▸ Short problem: Produce an exact transcription of the listing below, omitting the pictures.

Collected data
== == ==
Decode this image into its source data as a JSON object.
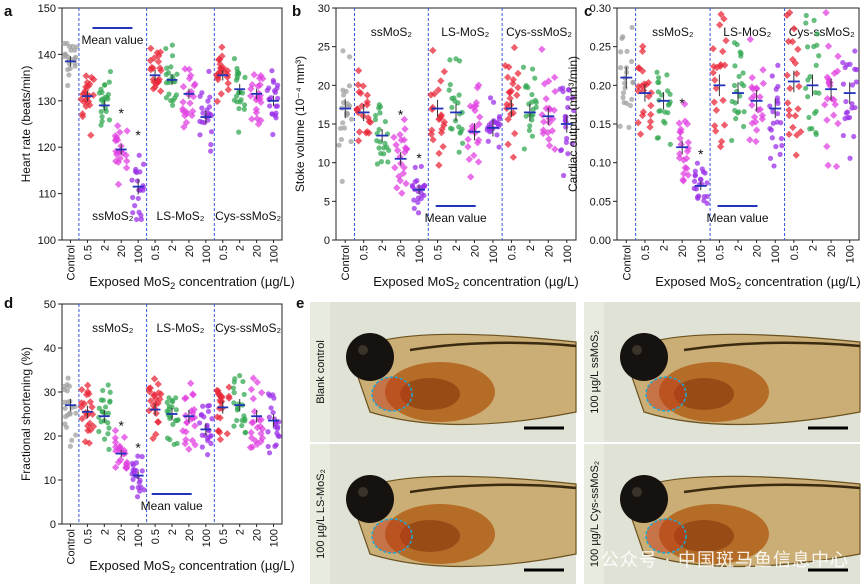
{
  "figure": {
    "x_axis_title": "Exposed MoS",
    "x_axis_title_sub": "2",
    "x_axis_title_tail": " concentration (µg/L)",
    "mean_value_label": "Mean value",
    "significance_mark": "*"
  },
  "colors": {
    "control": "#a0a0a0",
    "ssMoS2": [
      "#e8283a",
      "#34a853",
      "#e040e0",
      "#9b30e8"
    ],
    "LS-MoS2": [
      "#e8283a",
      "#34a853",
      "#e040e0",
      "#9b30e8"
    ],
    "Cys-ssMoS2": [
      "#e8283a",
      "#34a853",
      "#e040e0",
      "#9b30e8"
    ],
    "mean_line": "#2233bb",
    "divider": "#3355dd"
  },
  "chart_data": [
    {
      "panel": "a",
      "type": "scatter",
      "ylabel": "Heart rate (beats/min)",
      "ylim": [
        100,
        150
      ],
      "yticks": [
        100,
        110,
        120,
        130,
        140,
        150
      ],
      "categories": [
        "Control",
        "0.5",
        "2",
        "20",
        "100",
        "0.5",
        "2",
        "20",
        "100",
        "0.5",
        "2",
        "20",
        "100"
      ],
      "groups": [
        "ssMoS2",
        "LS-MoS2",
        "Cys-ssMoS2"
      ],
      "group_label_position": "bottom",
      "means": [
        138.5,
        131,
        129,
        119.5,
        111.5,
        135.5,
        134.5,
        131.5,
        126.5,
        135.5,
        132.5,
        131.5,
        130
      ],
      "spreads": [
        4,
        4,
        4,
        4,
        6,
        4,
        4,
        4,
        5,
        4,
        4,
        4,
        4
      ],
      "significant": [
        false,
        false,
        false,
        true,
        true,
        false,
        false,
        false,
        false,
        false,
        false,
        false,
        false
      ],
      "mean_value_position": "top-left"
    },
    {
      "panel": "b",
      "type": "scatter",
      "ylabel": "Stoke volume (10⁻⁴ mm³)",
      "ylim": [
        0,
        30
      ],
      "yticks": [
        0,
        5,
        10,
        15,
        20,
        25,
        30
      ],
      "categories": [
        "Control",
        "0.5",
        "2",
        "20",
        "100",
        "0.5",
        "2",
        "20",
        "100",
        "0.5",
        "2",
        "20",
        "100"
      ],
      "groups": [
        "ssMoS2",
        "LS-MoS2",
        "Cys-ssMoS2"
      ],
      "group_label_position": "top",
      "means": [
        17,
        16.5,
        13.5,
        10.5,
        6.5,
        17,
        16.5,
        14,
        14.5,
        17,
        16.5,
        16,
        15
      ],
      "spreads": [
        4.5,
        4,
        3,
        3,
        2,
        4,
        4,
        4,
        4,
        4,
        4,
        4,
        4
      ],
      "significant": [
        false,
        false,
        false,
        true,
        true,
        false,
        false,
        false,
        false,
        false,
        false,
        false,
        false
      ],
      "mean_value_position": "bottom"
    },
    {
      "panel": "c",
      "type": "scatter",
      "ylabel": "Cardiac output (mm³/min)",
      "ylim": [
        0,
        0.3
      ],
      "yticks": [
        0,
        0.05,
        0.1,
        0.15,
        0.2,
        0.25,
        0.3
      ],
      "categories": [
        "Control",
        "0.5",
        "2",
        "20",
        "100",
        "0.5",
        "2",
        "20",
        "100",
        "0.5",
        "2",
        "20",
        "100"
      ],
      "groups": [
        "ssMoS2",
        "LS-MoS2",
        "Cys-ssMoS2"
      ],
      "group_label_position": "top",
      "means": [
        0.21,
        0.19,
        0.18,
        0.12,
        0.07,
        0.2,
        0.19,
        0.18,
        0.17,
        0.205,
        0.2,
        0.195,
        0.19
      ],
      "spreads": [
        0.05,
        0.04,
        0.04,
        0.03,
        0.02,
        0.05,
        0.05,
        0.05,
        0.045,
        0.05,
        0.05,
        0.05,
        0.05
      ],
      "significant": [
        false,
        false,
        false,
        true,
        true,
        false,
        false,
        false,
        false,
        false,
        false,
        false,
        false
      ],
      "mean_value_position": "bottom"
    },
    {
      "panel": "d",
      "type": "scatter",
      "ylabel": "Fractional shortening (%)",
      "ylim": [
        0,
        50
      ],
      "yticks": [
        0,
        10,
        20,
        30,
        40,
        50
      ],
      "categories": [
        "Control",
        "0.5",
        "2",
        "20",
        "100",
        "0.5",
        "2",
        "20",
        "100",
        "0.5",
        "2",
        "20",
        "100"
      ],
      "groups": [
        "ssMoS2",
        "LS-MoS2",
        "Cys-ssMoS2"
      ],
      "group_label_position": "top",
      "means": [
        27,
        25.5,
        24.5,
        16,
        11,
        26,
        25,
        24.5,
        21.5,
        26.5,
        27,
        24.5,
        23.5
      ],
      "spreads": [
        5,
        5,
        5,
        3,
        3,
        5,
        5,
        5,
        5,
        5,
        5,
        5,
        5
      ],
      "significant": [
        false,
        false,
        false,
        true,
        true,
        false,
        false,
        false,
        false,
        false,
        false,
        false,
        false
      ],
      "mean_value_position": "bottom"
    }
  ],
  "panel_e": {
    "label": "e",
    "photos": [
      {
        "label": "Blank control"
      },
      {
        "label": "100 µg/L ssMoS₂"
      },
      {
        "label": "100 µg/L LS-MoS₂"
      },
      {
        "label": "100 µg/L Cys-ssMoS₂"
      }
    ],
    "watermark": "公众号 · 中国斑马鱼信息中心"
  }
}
== == ==
▸ Exercise solution:
Decode this image into its source data as a JSON object.
{
  "figure": {
    "x_axis_title": "Exposed MoS",
    "x_axis_title_sub": "2",
    "x_axis_title_tail": " concentration (µg/L)",
    "mean_value_label": "Mean value",
    "significance_mark": "*"
  },
  "colors": {
    "control": "#a0a0a0",
    "ssMoS2": [
      "#e8283a",
      "#34a853",
      "#e040e0",
      "#9b30e8"
    ],
    "LS-MoS2": [
      "#e8283a",
      "#34a853",
      "#e040e0",
      "#9b30e8"
    ],
    "Cys-ssMoS2": [
      "#e8283a",
      "#34a853",
      "#e040e0",
      "#9b30e8"
    ],
    "mean_line": "#2233bb",
    "divider": "#3355dd"
  },
  "chart_data": [
    {
      "panel": "a",
      "type": "scatter",
      "ylabel": "Heart rate (beats/min)",
      "ylim": [
        100,
        150
      ],
      "yticks": [
        100,
        110,
        120,
        130,
        140,
        150
      ],
      "categories": [
        "Control",
        "0.5",
        "2",
        "20",
        "100",
        "0.5",
        "2",
        "20",
        "100",
        "0.5",
        "2",
        "20",
        "100"
      ],
      "groups": [
        "ssMoS2",
        "LS-MoS2",
        "Cys-ssMoS2"
      ],
      "group_label_position": "bottom",
      "means": [
        138.5,
        131,
        129,
        119.5,
        111.5,
        135.5,
        134.5,
        131.5,
        126.5,
        135.5,
        132.5,
        131.5,
        130
      ],
      "spreads": [
        4,
        4,
        4,
        4,
        6,
        4,
        4,
        4,
        5,
        4,
        4,
        4,
        4
      ],
      "significant": [
        false,
        false,
        false,
        true,
        true,
        false,
        false,
        false,
        false,
        false,
        false,
        false,
        false
      ],
      "mean_value_position": "top-left"
    },
    {
      "panel": "b",
      "type": "scatter",
      "ylabel": "Stoke volume (10⁻⁴ mm³)",
      "ylim": [
        0,
        30
      ],
      "yticks": [
        0,
        5,
        10,
        15,
        20,
        25,
        30
      ],
      "categories": [
        "Control",
        "0.5",
        "2",
        "20",
        "100",
        "0.5",
        "2",
        "20",
        "100",
        "0.5",
        "2",
        "20",
        "100"
      ],
      "groups": [
        "ssMoS2",
        "LS-MoS2",
        "Cys-ssMoS2"
      ],
      "group_label_position": "top",
      "means": [
        17,
        16.5,
        13.5,
        10.5,
        6.5,
        17,
        16.5,
        14,
        14.5,
        17,
        16.5,
        16,
        15
      ],
      "spreads": [
        4.5,
        4,
        3,
        3,
        2,
        4,
        4,
        4,
        4,
        4,
        4,
        4,
        4
      ],
      "significant": [
        false,
        false,
        false,
        true,
        true,
        false,
        false,
        false,
        false,
        false,
        false,
        false,
        false
      ],
      "mean_value_position": "bottom"
    },
    {
      "panel": "c",
      "type": "scatter",
      "ylabel": "Cardiac output (mm³/min)",
      "ylim": [
        0,
        0.3
      ],
      "yticks": [
        0,
        0.05,
        0.1,
        0.15,
        0.2,
        0.25,
        0.3
      ],
      "categories": [
        "Control",
        "0.5",
        "2",
        "20",
        "100",
        "0.5",
        "2",
        "20",
        "100",
        "0.5",
        "2",
        "20",
        "100"
      ],
      "groups": [
        "ssMoS2",
        "LS-MoS2",
        "Cys-ssMoS2"
      ],
      "group_label_position": "top",
      "means": [
        0.21,
        0.19,
        0.18,
        0.12,
        0.07,
        0.2,
        0.19,
        0.18,
        0.17,
        0.205,
        0.2,
        0.195,
        0.19
      ],
      "spreads": [
        0.05,
        0.04,
        0.04,
        0.03,
        0.02,
        0.05,
        0.05,
        0.05,
        0.045,
        0.05,
        0.05,
        0.05,
        0.05
      ],
      "significant": [
        false,
        false,
        false,
        true,
        true,
        false,
        false,
        false,
        false,
        false,
        false,
        false,
        false
      ],
      "mean_value_position": "bottom"
    },
    {
      "panel": "d",
      "type": "scatter",
      "ylabel": "Fractional shortening (%)",
      "ylim": [
        0,
        50
      ],
      "yticks": [
        0,
        10,
        20,
        30,
        40,
        50
      ],
      "categories": [
        "Control",
        "0.5",
        "2",
        "20",
        "100",
        "0.5",
        "2",
        "20",
        "100",
        "0.5",
        "2",
        "20",
        "100"
      ],
      "groups": [
        "ssMoS2",
        "LS-MoS2",
        "Cys-ssMoS2"
      ],
      "group_label_position": "top",
      "means": [
        27,
        25.5,
        24.5,
        16,
        11,
        26,
        25,
        24.5,
        21.5,
        26.5,
        27,
        24.5,
        23.5
      ],
      "spreads": [
        5,
        5,
        5,
        3,
        3,
        5,
        5,
        5,
        5,
        5,
        5,
        5,
        5
      ],
      "significant": [
        false,
        false,
        false,
        true,
        true,
        false,
        false,
        false,
        false,
        false,
        false,
        false,
        false
      ],
      "mean_value_position": "bottom"
    }
  ],
  "panel_e": {
    "label": "e",
    "photos": [
      {
        "label": "Blank control"
      },
      {
        "label": "100 µg/L ssMoS₂"
      },
      {
        "label": "100 µg/L LS-MoS₂"
      },
      {
        "label": "100 µg/L Cys-ssMoS₂"
      }
    ],
    "watermark": "公众号 · 中国斑马鱼信息中心"
  }
}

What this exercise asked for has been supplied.